*Prompt*
Only the number is wanted: how many lines of these entries contain the word "зуучлагдан"?

*Supplied data*
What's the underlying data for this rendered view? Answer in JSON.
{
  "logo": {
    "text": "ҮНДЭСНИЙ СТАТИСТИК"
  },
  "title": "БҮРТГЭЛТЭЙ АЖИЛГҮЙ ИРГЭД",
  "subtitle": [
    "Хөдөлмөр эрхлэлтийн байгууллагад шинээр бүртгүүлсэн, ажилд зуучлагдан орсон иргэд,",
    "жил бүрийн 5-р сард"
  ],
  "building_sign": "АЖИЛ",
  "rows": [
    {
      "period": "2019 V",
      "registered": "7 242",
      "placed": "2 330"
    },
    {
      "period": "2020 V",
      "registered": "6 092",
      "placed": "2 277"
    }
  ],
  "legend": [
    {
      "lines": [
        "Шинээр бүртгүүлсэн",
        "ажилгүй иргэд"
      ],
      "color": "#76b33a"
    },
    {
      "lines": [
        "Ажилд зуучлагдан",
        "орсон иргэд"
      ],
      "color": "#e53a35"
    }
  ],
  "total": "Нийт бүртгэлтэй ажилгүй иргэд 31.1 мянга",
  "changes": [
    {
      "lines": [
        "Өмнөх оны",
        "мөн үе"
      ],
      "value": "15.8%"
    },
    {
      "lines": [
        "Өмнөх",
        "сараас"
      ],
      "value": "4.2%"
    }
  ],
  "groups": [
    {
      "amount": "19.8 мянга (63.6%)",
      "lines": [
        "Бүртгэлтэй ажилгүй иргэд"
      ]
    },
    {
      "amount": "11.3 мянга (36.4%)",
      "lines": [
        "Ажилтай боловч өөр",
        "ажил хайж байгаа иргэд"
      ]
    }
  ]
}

*Answer to this task*
2